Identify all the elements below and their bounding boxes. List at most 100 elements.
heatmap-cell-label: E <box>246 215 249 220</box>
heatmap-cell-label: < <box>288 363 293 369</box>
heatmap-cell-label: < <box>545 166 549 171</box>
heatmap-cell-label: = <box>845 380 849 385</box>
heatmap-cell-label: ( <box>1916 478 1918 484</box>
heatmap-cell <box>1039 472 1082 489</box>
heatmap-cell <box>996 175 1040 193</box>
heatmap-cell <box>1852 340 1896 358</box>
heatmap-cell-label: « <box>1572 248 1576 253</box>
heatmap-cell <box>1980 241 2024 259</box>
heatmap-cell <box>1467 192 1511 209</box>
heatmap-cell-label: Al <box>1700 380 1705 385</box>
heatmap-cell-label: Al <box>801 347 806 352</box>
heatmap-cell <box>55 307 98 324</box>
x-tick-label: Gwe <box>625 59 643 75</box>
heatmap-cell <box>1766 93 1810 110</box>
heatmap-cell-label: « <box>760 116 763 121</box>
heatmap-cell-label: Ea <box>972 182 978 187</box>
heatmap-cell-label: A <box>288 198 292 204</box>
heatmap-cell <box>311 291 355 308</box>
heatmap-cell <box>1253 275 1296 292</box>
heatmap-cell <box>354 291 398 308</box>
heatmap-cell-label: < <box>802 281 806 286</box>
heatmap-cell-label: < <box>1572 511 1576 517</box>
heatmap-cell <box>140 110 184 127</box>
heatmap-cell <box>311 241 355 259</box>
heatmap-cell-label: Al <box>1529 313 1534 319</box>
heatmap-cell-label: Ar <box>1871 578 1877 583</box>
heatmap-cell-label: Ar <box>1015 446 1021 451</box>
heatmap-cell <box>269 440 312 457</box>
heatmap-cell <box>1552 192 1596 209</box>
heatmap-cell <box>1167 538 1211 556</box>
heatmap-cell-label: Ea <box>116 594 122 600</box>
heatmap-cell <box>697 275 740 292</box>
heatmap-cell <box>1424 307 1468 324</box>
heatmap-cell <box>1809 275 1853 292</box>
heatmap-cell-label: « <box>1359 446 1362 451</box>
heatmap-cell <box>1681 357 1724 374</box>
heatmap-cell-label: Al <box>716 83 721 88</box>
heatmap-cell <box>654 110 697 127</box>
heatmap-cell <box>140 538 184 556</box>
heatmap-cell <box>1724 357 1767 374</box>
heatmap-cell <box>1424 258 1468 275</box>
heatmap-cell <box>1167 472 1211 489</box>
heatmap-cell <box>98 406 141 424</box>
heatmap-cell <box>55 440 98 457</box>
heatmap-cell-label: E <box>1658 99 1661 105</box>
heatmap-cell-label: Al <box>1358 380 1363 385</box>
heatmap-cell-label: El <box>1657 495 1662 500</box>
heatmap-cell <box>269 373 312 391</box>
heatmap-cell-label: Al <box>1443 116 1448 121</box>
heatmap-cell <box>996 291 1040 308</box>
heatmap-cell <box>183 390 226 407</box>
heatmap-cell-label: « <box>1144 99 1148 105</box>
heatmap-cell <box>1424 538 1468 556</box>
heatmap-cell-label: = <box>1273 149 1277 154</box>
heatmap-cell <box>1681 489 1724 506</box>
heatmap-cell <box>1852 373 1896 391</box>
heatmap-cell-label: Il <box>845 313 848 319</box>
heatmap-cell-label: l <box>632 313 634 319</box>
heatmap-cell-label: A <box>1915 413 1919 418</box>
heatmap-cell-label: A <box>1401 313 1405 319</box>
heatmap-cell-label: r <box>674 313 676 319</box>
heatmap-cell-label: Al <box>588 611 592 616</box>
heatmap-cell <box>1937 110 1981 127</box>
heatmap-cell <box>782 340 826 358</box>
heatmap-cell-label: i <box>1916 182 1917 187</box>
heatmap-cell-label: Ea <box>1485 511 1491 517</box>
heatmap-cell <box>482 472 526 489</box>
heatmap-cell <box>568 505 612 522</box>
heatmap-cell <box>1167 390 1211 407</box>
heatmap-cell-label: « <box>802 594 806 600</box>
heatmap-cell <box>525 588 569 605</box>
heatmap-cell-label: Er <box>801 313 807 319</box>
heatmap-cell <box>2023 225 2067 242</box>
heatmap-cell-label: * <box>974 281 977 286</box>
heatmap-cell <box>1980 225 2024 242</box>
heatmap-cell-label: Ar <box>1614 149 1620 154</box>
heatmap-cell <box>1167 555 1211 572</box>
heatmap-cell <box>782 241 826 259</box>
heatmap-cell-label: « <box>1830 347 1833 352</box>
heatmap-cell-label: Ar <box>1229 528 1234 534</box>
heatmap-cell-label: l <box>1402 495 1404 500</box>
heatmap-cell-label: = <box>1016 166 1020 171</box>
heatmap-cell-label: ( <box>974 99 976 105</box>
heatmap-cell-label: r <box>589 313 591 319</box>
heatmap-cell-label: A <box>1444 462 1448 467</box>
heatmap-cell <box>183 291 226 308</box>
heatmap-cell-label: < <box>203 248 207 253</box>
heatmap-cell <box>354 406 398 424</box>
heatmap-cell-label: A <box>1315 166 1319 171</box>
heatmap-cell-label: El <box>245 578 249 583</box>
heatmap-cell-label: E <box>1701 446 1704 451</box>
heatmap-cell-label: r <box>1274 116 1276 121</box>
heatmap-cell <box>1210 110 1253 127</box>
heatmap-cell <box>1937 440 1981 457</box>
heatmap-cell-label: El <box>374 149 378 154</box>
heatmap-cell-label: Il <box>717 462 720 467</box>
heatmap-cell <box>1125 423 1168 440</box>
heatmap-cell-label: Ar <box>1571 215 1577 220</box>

_Task goal_
Rewrite the rows from the first line through the line containing "heatmap-cell-label: = <box>845" as a JSON list of strings, one string per line, with blank lines left out.

_Output of the task_
[
  "Identify all the elements below and their bounding boxes. List at most 100 elements.",
  "heatmap-cell-label: E <box>246 215 249 220</box>",
  "heatmap-cell-label: < <box>288 363 293 369</box>",
  "heatmap-cell-label: < <box>545 166 549 171</box>",
  "heatmap-cell-label: = <box>845 380 849 385</box>"
]